Problem to solve: Wherever the word "text" turns up in a line of the entries, copy that line.

Input records:
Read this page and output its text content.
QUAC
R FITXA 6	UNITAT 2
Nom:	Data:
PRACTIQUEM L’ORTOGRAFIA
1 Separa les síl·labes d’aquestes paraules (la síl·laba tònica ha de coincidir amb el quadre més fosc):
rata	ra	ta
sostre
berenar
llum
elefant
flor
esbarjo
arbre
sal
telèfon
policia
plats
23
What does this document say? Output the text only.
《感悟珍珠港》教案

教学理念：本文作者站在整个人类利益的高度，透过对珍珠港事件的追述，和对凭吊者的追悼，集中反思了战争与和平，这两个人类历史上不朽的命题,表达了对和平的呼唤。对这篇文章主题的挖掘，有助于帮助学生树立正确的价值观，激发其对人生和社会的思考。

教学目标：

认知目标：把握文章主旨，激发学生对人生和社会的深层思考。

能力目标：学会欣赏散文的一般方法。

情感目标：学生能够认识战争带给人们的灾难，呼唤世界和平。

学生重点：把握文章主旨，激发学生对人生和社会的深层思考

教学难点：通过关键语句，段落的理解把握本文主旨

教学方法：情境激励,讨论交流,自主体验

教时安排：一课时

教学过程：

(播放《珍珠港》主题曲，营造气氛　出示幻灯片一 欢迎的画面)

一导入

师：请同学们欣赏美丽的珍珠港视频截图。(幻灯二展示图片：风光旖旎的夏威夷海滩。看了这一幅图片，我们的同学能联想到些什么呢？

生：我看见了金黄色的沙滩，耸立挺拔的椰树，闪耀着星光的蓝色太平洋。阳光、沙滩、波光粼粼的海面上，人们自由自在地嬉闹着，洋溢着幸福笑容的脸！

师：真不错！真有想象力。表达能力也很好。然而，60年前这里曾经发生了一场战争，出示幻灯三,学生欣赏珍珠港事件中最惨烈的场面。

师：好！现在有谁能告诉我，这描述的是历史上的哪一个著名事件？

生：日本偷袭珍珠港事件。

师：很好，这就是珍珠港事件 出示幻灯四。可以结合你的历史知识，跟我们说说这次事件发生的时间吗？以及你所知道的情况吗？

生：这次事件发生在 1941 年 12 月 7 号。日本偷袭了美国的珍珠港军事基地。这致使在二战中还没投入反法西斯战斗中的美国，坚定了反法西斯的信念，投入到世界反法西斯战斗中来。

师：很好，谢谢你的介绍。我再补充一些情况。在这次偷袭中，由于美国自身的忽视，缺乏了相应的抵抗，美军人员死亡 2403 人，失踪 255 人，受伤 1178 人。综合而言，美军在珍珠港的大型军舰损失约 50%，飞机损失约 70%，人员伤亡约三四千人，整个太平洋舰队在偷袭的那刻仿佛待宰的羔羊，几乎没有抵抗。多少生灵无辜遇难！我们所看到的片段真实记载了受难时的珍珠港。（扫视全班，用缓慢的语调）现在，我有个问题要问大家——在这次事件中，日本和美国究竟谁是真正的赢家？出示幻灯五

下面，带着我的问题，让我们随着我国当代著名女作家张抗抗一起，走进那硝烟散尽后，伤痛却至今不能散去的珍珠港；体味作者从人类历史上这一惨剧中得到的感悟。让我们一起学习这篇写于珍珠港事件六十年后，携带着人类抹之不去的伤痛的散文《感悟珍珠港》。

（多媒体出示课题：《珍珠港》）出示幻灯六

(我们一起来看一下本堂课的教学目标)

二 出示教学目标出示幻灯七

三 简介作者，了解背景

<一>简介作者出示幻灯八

Answer to the exercise:
Read this page and output its text content.
What does this document say? Output the text only.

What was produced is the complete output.